Data records —
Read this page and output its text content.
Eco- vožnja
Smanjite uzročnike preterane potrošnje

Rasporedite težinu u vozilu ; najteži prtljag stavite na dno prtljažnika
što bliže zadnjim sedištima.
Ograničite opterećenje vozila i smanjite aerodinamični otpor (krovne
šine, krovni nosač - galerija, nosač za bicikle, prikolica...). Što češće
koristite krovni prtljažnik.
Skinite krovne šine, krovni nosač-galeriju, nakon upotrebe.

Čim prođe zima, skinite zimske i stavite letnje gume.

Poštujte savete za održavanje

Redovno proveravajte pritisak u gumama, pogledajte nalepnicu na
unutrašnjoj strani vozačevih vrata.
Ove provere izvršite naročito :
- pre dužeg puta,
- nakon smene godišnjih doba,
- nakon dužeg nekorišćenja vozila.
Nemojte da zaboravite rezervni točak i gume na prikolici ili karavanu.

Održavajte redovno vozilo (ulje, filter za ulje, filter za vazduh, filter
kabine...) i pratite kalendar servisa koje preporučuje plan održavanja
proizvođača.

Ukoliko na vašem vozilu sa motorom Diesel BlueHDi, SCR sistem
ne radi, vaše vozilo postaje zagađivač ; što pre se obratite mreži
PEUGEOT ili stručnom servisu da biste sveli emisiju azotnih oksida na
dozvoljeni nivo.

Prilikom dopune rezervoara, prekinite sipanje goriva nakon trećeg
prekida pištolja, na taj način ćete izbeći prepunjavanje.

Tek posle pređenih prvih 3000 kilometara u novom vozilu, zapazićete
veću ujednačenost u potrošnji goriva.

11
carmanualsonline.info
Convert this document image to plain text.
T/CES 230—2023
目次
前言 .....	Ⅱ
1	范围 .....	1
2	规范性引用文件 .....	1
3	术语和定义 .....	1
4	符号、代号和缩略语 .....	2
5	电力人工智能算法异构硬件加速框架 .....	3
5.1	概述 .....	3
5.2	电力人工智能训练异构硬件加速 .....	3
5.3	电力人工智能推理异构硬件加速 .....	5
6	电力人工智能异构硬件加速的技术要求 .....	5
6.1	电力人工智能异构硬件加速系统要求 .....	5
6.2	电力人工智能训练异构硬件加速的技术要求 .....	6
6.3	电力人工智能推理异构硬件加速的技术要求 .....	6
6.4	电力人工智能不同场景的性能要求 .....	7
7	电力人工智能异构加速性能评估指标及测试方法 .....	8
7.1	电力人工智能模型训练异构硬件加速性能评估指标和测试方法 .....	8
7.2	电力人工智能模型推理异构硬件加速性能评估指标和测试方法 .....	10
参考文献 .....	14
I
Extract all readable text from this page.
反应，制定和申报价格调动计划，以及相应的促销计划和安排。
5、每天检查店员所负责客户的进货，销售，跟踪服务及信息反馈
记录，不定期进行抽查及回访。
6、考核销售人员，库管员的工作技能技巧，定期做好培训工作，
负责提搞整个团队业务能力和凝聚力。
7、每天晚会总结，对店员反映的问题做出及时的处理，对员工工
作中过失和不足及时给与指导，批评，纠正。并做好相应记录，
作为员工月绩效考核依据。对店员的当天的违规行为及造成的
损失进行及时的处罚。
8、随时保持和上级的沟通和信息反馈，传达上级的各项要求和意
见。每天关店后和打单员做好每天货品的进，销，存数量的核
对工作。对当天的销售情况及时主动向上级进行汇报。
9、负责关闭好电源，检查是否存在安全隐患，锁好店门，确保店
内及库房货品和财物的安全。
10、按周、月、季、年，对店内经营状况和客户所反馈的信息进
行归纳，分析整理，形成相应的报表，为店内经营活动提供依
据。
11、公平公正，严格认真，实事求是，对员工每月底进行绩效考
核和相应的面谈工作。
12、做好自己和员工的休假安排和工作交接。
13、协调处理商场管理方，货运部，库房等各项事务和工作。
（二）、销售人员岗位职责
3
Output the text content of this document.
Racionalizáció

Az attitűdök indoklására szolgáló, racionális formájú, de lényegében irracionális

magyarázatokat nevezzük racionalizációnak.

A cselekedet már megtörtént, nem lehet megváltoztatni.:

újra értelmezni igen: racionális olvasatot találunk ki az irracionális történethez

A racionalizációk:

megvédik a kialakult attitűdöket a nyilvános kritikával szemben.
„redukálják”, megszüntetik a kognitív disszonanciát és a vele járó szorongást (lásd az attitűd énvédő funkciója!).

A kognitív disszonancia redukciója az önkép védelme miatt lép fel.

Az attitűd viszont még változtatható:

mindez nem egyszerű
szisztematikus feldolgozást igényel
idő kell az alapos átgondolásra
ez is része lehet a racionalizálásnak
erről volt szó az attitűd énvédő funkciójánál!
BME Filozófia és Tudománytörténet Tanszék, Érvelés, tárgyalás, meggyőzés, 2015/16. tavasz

REQUIRED TASK — Copy out all lines where the word "krovne" appears.

TASK OUTPUT —
Ograničite opterećenje vozila i smanjite aerodinamični otpor (krovne
Skinite krovne šine, krovni nosač-galeriju, nakon upotrebe.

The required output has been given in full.